(Challenge)
Consider the records below. How many of their lines include the word "XPRO"? State the number and nothing else.

++++ Entries supplied ++++

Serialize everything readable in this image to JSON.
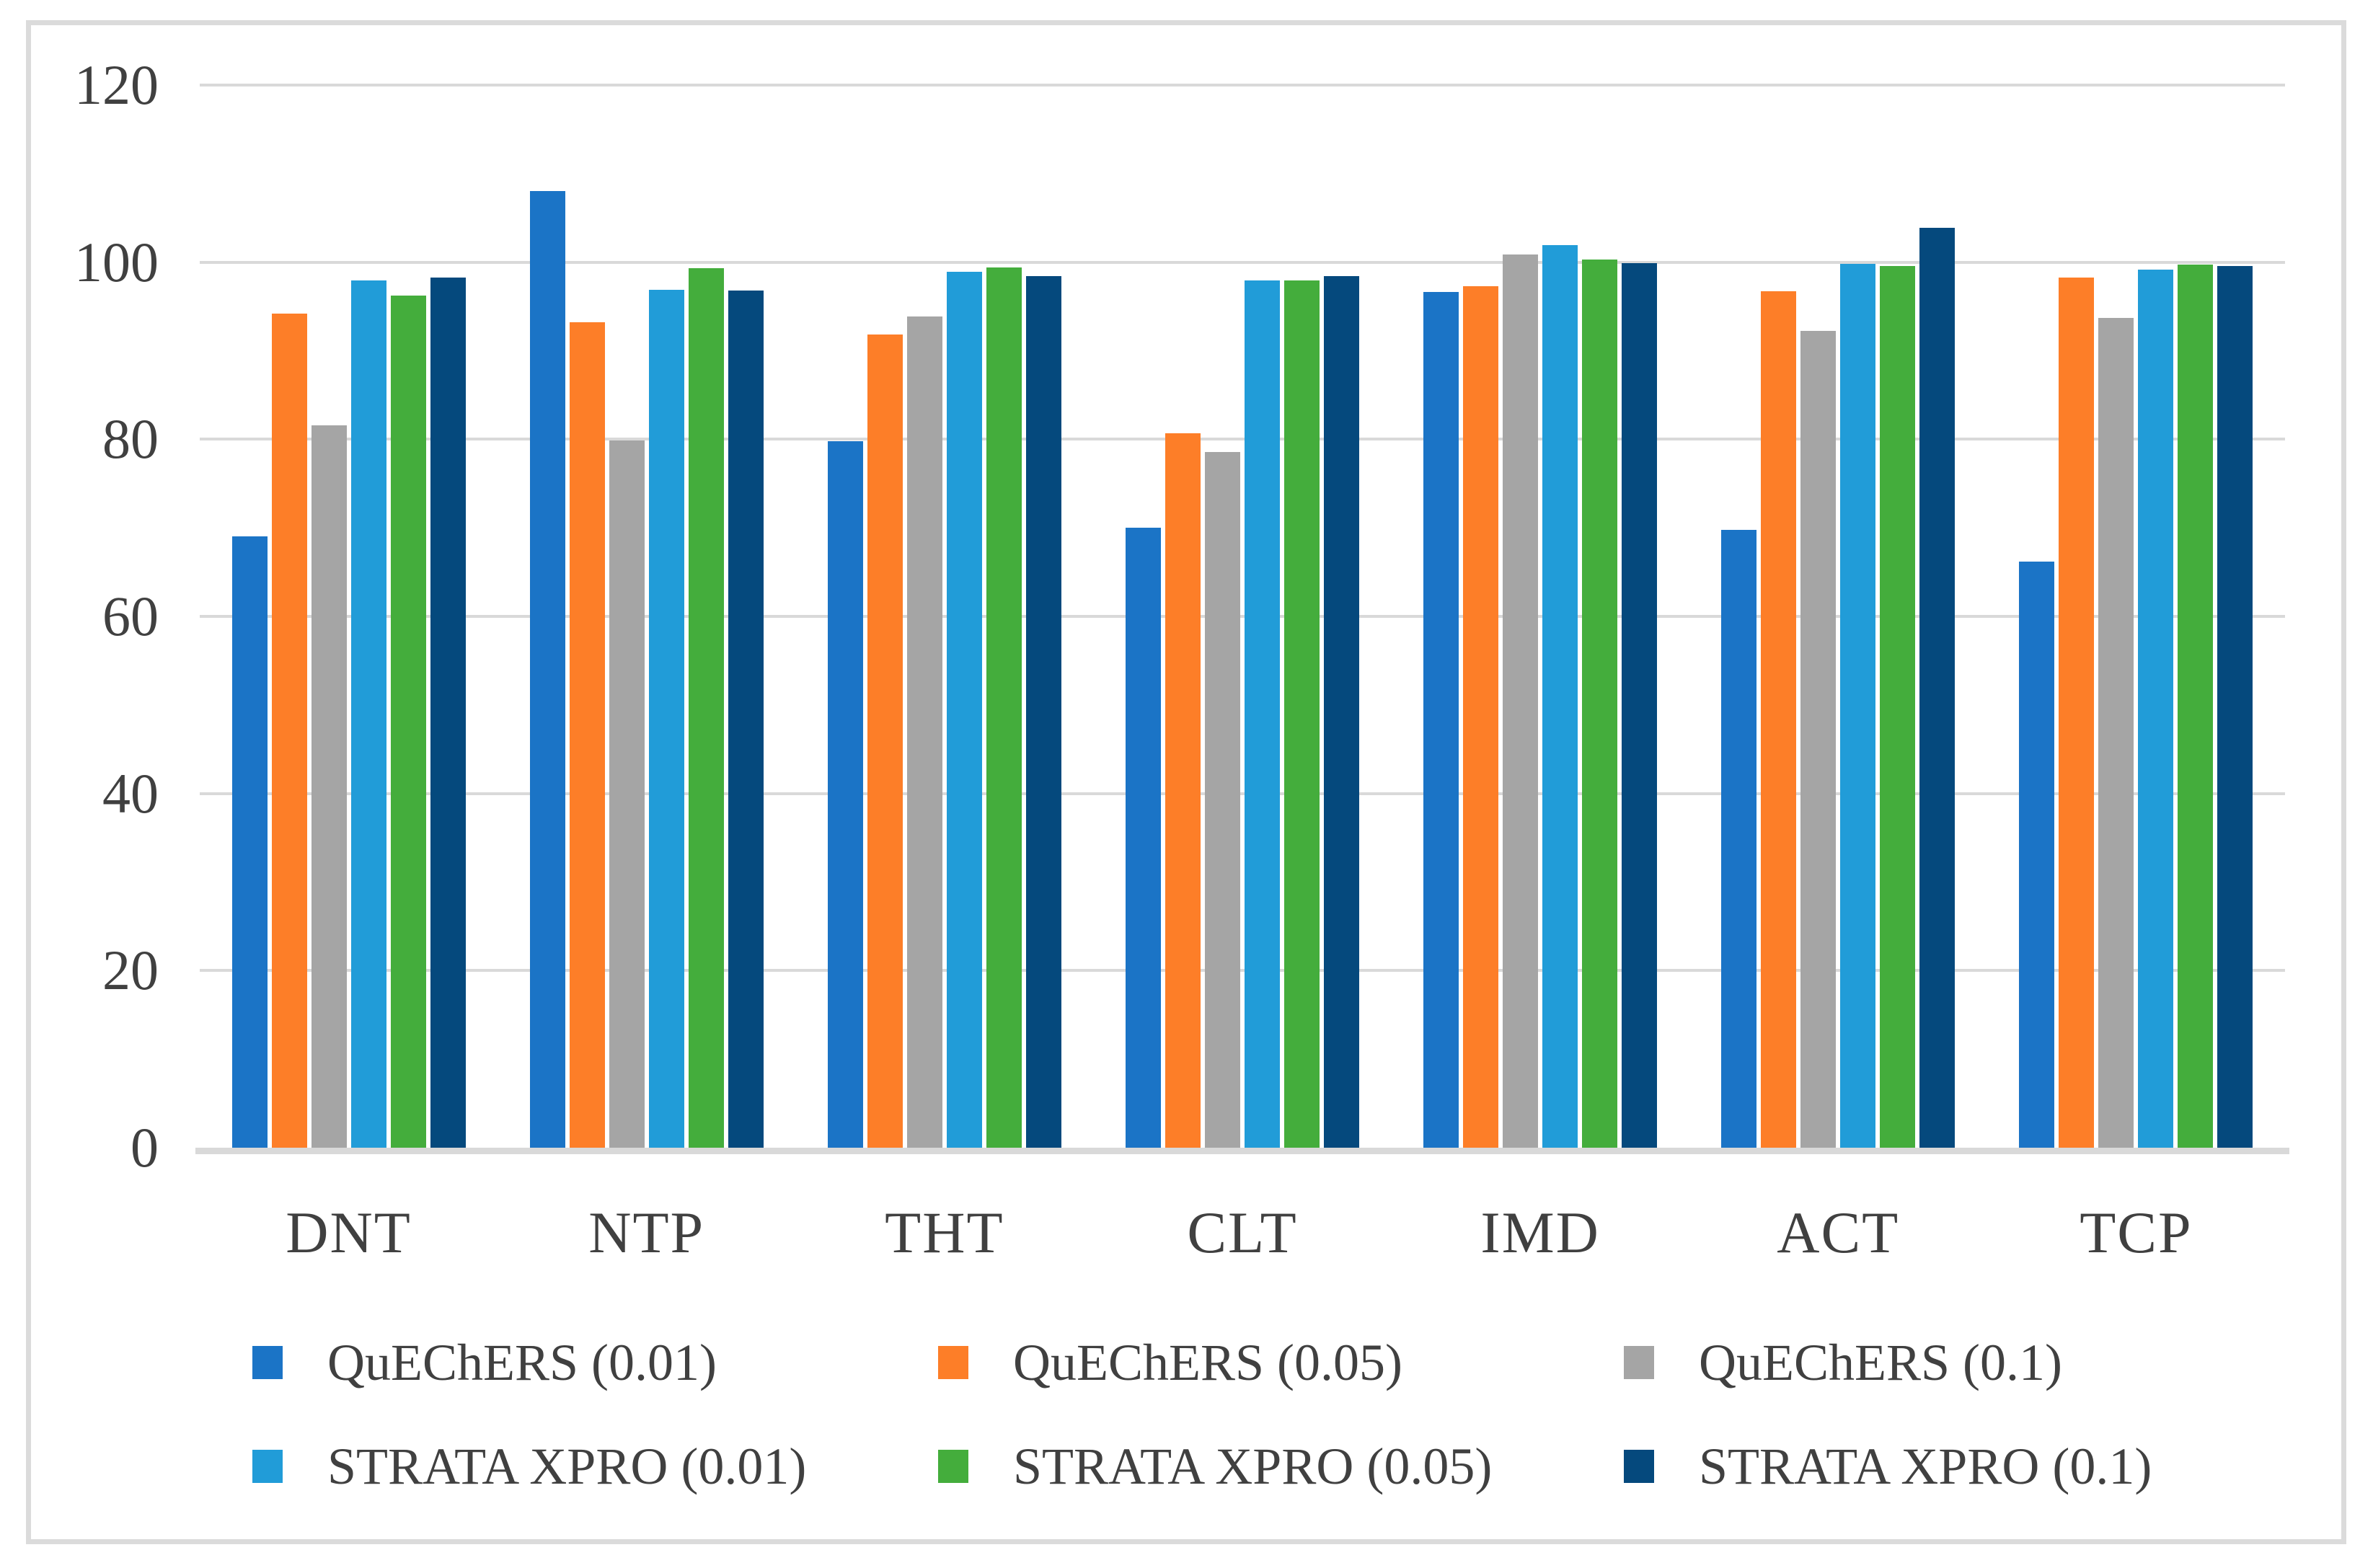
{
  "chart_data": {
    "type": "bar",
    "title": "",
    "xlabel": "",
    "ylabel": "",
    "categories": [
      "DNT",
      "NTP",
      "THT",
      "CLT",
      "IMD",
      "ACT",
      "TCP"
    ],
    "series": [
      {
        "name": "QuEChERS (0.01)",
        "color": "#1B74C6",
        "values": [
          69.0,
          108.0,
          79.8,
          70.0,
          96.6,
          69.8,
          66.2
        ]
      },
      {
        "name": "QuEChERS (0.05)",
        "color": "#FD7E28",
        "values": [
          94.2,
          93.2,
          91.8,
          80.7,
          97.3,
          96.7,
          98.3
        ]
      },
      {
        "name": "QuEChERS (0.1)",
        "color": "#A5A5A5",
        "values": [
          81.6,
          79.9,
          93.9,
          78.6,
          100.9,
          92.2,
          93.7
        ]
      },
      {
        "name": "STRATA XPRO (0.01)",
        "color": "#219CD8",
        "values": [
          97.9,
          96.9,
          98.9,
          97.9,
          101.9,
          99.8,
          99.2
        ]
      },
      {
        "name": "STRATA XPRO (0.05)",
        "color": "#44AD3C",
        "values": [
          96.2,
          99.3,
          99.4,
          97.9,
          100.3,
          99.6,
          99.7
        ]
      },
      {
        "name": "STRATA XPRO (0.1)",
        "color": "#05497D",
        "values": [
          98.3,
          96.8,
          98.4,
          98.4,
          99.9,
          103.9,
          99.6
        ]
      }
    ],
    "ylim": [
      0,
      120
    ],
    "yticks": [
      0,
      20,
      40,
      60,
      80,
      100,
      120
    ],
    "grid": true,
    "legend_position": "bottom"
  },
  "style": {
    "grid_color": "#D9D9D9",
    "axis_line_color": "#D9D9D9",
    "text_color": "#404040",
    "frame_border_color": "#DBDBDB",
    "background": "#FFFFFF"
  }
}
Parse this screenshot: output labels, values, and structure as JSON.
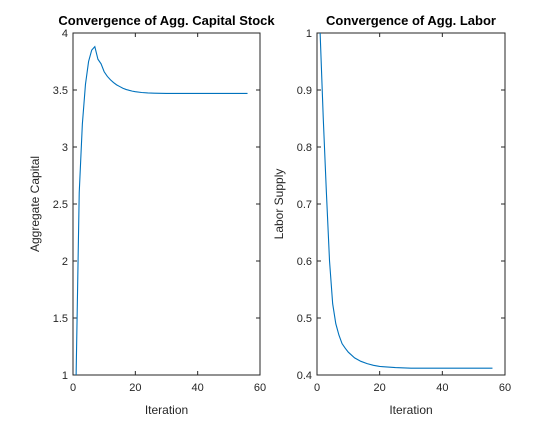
{
  "colors": {
    "series": "#0072BD",
    "axis": "#262626",
    "background": "#ffffff"
  },
  "chart_data": [
    {
      "type": "line",
      "title": "Convergence of Agg. Capital Stock",
      "xlabel": "Iteration",
      "ylabel": "Aggregate Capital",
      "xlim": [
        0,
        60
      ],
      "ylim": [
        1,
        4
      ],
      "xticks": [
        0,
        20,
        40,
        60
      ],
      "xtick_labels": [
        "0",
        "20",
        "40",
        "60"
      ],
      "yticks": [
        1,
        1.5,
        2,
        2.5,
        3,
        3.5,
        4
      ],
      "ytick_labels": [
        "1",
        "1.5",
        "2",
        "2.5",
        "3",
        "3.5",
        "4"
      ],
      "grid": false,
      "series": [
        {
          "x": [
            1,
            2,
            3,
            4,
            5,
            6,
            7,
            8,
            9,
            10,
            11,
            12,
            13,
            14,
            15,
            16,
            17,
            18,
            19,
            20,
            22,
            24,
            26,
            28,
            30,
            35,
            40,
            45,
            50,
            56
          ],
          "y": [
            1.0,
            2.6,
            3.2,
            3.55,
            3.75,
            3.85,
            3.88,
            3.77,
            3.73,
            3.66,
            3.62,
            3.59,
            3.565,
            3.545,
            3.53,
            3.515,
            3.505,
            3.497,
            3.49,
            3.485,
            3.478,
            3.474,
            3.472,
            3.471,
            3.47,
            3.47,
            3.47,
            3.47,
            3.47,
            3.47
          ]
        }
      ]
    },
    {
      "type": "line",
      "title": "Convergence of Agg. Labor",
      "xlabel": "Iteration",
      "ylabel": "Labor Supply",
      "xlim": [
        0,
        60
      ],
      "ylim": [
        0.4,
        1
      ],
      "xticks": [
        0,
        20,
        40,
        60
      ],
      "xtick_labels": [
        "0",
        "20",
        "40",
        "60"
      ],
      "yticks": [
        0.4,
        0.5,
        0.6,
        0.7,
        0.8,
        0.9,
        1
      ],
      "ytick_labels": [
        "0.4",
        "0.5",
        "0.6",
        "0.7",
        "0.8",
        "0.9",
        "1"
      ],
      "grid": false,
      "series": [
        {
          "x": [
            1,
            2,
            3,
            4,
            5,
            6,
            7,
            8,
            9,
            10,
            12,
            14,
            16,
            18,
            20,
            25,
            30,
            35,
            40,
            45,
            50,
            56
          ],
          "y": [
            1.0,
            0.85,
            0.72,
            0.6,
            0.525,
            0.49,
            0.47,
            0.455,
            0.447,
            0.44,
            0.43,
            0.424,
            0.42,
            0.417,
            0.415,
            0.413,
            0.412,
            0.412,
            0.412,
            0.412,
            0.412,
            0.412
          ]
        }
      ]
    }
  ]
}
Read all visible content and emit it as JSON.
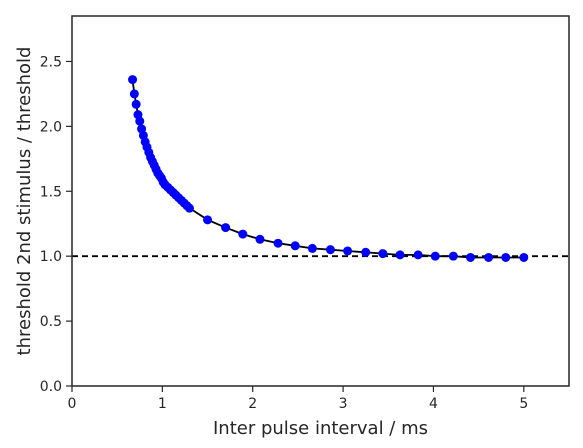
{
  "chart_data": {
    "type": "line",
    "xlabel": "Inter pulse interval / ms",
    "ylabel": "threshold 2nd stimulus / threshold",
    "xlim": [
      0,
      5.5
    ],
    "ylim": [
      0,
      2.85
    ],
    "xticks": [
      0,
      1,
      2,
      3,
      4,
      5
    ],
    "xtick_labels": [
      "0",
      "1",
      "2",
      "3",
      "4",
      "5"
    ],
    "yticks": [
      0.0,
      0.5,
      1.0,
      1.5,
      2.0,
      2.5
    ],
    "ytick_labels": [
      "0.0",
      "0.5",
      "1.0",
      "1.5",
      "2.0",
      "2.5"
    ],
    "grid": false,
    "reference_line": {
      "y": 1.0,
      "style": "dashed",
      "color": "#000000"
    },
    "series": [
      {
        "color": "#000000",
        "marker_color": "#0000ff",
        "marker": "circle",
        "x": [
          0.67,
          0.69,
          0.71,
          0.73,
          0.75,
          0.77,
          0.79,
          0.81,
          0.83,
          0.85,
          0.87,
          0.89,
          0.91,
          0.93,
          0.95,
          0.97,
          0.99,
          1.01,
          1.03,
          1.06,
          1.09,
          1.12,
          1.15,
          1.18,
          1.21,
          1.24,
          1.27,
          1.3,
          1.5,
          1.7,
          1.89,
          2.08,
          2.28,
          2.47,
          2.66,
          2.86,
          3.05,
          3.25,
          3.44,
          3.63,
          3.83,
          4.02,
          4.22,
          4.41,
          4.61,
          4.8,
          5.0
        ],
        "y": [
          2.36,
          2.25,
          2.17,
          2.09,
          2.04,
          1.98,
          1.93,
          1.88,
          1.84,
          1.8,
          1.76,
          1.73,
          1.7,
          1.67,
          1.64,
          1.62,
          1.6,
          1.57,
          1.55,
          1.53,
          1.51,
          1.49,
          1.47,
          1.45,
          1.43,
          1.41,
          1.39,
          1.37,
          1.28,
          1.22,
          1.17,
          1.13,
          1.1,
          1.08,
          1.06,
          1.05,
          1.04,
          1.03,
          1.02,
          1.01,
          1.01,
          1.0,
          1.0,
          0.99,
          0.99,
          0.99,
          0.99
        ]
      }
    ]
  },
  "colors": {
    "axis": "#262626",
    "line": "#000000",
    "marker": "#0000ff",
    "reference": "#000000"
  }
}
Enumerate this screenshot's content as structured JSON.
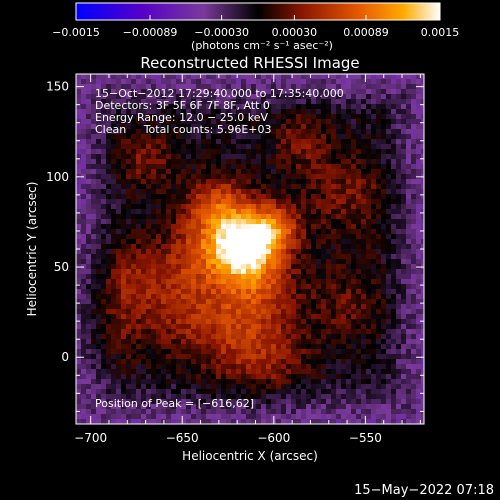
{
  "chart_data": {
    "type": "heatmap",
    "title": "Reconstructed RHESSI Image",
    "xlabel": "Heliocentric X (arcsec)",
    "ylabel": "Heliocentric Y (arcsec)",
    "xlim": [
      -708,
      -518
    ],
    "ylim": [
      -37,
      157
    ],
    "x_ticks": [
      -700,
      -650,
      -600,
      -550
    ],
    "x_tick_labels": [
      "−700",
      "−650",
      "−600",
      "−550"
    ],
    "y_ticks": [
      0,
      50,
      100,
      150
    ],
    "y_tick_labels": [
      "0",
      "50",
      "100",
      "150"
    ],
    "colorbar": {
      "ticks": [
        -0.0015,
        -0.00089,
        -0.0003,
        0.0003,
        0.00089,
        0.0015
      ],
      "tick_labels": [
        "−0.0015",
        "−0.00089",
        "−0.00030",
        "0.00030",
        "0.00089",
        "0.0015"
      ],
      "units": "(photons cm⁻² s⁻¹ asec⁻²)",
      "range": [
        -0.0015,
        0.0015
      ],
      "colors": [
        "#0000ff",
        "#5500c8",
        "#7a3a9a",
        "#000000",
        "#8a1500",
        "#e85a00",
        "#ffaa00",
        "#ffffff"
      ]
    },
    "peak": {
      "x": -616,
      "y": 62
    },
    "info_lines": [
      "15−Oct−2012 17:29:40.000 to 17:35:40.000",
      "Detectors: 3F 5F 6F 7F 8F, Att 0",
      "Energy Range: 12.0 − 25.0 keV",
      "Clean     Total counts: 5.96E+03"
    ],
    "peak_label": "Position of Peak = [−616,62]",
    "timestamp": "15−May−2022 07:18"
  }
}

++++

(Expected output)
3